▸ WRITTEN REQUEST A: Condense the paragraph of the recordkeeping article that begins "Recordkeeping has long been moving" into a single shorter sentence that keeps its main facts.

▸ SOURCE EXTRACT:

Recordkeeping today is not your grandfather’s recordkeeping. Maybe not even your older sibling’s. So guidance and education from the Department of Labor (DOL) would be helpful in adjusting to the changes that have taken place, concludes a recently released report. 
 
In “Recordkeeping in the Electronic Age,” a report to Acting Secretary of Labor Julie Su from the Advisory Council on Employee Welfare and Pension Benefit Plans, the council says that guidance and education from the DOL guidance and education are needed on a variety of issues. 
 
Recordkeeping has long been moving from paper-based to electronic; in fact, says the council, it’s been going on for decades. “Older paper records are continually being converted from paper to electronic files, while most newly created records are generated only electronically,” they note. 

 

Findings 

 
To take stock of what has become a long-term trend, the council explored:
  • the reliability, accuracy and completeness of electronic records; and the long-term availability and retention of plan and participant records;
  • the transfer of records when plan-level transactions occur, such as recordkeeper transitions, corporate actions and pension risk transfers; 
  • the length of time electronic records should remain accessible after a change in service provider; the fiduciary responsibilities of named and other fiduciaries; and 
  • the duties of service providers during times of transition.
The council’s findings included the following. 
 
Implications of the shift from paper to electronic recordkeeping. This trend, says the council, has resulted in more records being created only in electronic format. 
“Electronic recordkeeping has become the industry standard, offering ready access to accurate plan and participant records,” said Thomas Nash Pfeifle, Director of Regulatory Support at Transamerica Retirement Solutions, in his testimony to the council. He argued that “the transition from manual, paper-based systems to digital recordkeeping has significantly improved accessibility and security” and that “this digital shift enables efficient calculations, storage and output.” He continued, “The use of electronic recordkeeping has streamlined payroll validation, facilitating more accurate and timely transfers of participant contributions to plan trustees.”
 
The shift from paper to electronic recordkeeping has a variety of implications, says the council.
  • Outsourcing of recordkeeping responsibilities to outside service organizations has increased, which has made it more challenging for plan sponsors to understand the scope of their recordkeeping and control responsibilities.
  • There is a greater need for effective controls in the electronic environment, “because electronic records are only as good as the controls over the information systems creating and maintaining the data.”

▸ INPUT:
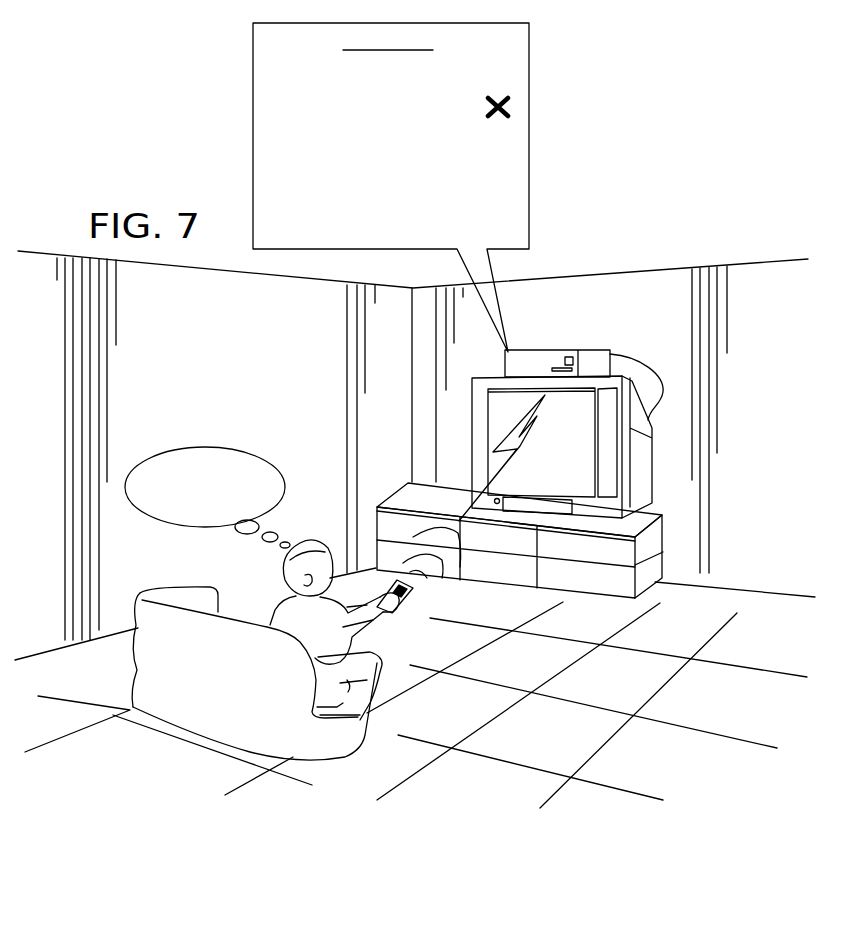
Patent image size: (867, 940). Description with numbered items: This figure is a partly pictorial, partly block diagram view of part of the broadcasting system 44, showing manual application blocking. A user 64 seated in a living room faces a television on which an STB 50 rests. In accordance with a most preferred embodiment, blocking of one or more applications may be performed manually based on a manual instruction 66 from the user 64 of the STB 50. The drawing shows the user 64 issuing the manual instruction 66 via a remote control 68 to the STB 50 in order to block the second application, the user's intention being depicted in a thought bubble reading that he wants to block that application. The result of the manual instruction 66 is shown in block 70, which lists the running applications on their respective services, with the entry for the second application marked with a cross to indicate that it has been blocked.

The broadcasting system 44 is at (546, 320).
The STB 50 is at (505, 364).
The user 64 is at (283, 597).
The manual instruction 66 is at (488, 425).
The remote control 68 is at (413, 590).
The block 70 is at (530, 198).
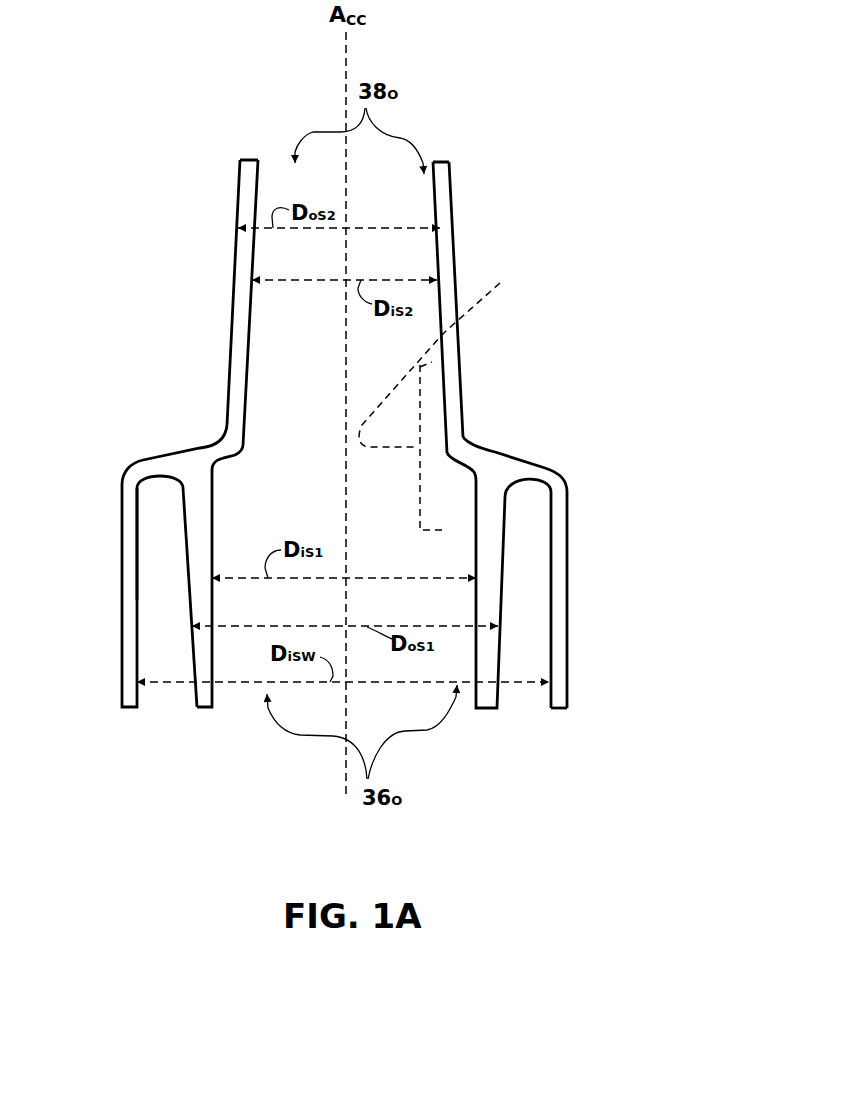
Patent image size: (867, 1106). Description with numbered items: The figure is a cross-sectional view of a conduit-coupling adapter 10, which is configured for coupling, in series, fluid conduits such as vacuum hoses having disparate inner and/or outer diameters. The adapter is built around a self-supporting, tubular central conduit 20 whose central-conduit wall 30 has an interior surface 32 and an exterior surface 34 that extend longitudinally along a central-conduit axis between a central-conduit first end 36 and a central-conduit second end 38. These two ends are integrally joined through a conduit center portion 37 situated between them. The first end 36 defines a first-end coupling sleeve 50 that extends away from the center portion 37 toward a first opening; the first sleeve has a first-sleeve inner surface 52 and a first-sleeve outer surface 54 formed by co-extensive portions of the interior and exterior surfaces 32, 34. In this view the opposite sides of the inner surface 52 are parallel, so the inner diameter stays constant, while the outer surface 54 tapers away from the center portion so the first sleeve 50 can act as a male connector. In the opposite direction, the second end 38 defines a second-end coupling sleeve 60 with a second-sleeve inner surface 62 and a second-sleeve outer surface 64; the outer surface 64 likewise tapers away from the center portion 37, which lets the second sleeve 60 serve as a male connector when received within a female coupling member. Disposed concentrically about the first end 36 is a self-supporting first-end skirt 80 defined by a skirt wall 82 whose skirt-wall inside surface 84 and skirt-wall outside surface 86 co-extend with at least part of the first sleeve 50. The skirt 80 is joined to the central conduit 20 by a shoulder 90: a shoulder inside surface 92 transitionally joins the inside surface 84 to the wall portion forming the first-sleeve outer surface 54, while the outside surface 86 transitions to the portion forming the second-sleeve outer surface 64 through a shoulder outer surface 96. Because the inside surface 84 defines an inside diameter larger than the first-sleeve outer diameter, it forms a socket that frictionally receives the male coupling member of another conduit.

▸ WRITTEN REQUEST B: Return the lines of the records word for word, beginning at the start of the records and stopping after the line that contains "The manual instruction 66 is at (488, 425)."; leave the pictures out of your answer.

▸ TASK ANSWER A: The council says recordkeeping has been shifting from paper to electronic for decades, with older paper records continually converted to electronic files and most new records created only electronically.

▸ TASK ANSWER B:
Patent image size: (867, 940). Description with numbered items: This figure is a partly pictorial, partly block diagram view of part of the broadcasting system 44, showing manual application blocking. A user 64 seated in a living room faces a television on which an STB 50 rests. In accordance with a most preferred embodiment, blocking of one or more applications may be performed manually based on a manual instruction 66 from the user 64 of the STB 50. The drawing shows the user 64 issuing the manual instruction 66 via a remote control 68 to the STB 50 in order to block the second application, the user's intention being depicted in a thought bubble reading that he wants to block that application. The result of the manual instruction 66 is shown in block 70, which lists the running applications on their respective services, with the entry for the second application marked with a cross to indicate that it has been blocked.

The broadcasting system 44 is at (546, 320).
The STB 50 is at (505, 364).
The user 64 is at (283, 597).
The manual instruction 66 is at (488, 425).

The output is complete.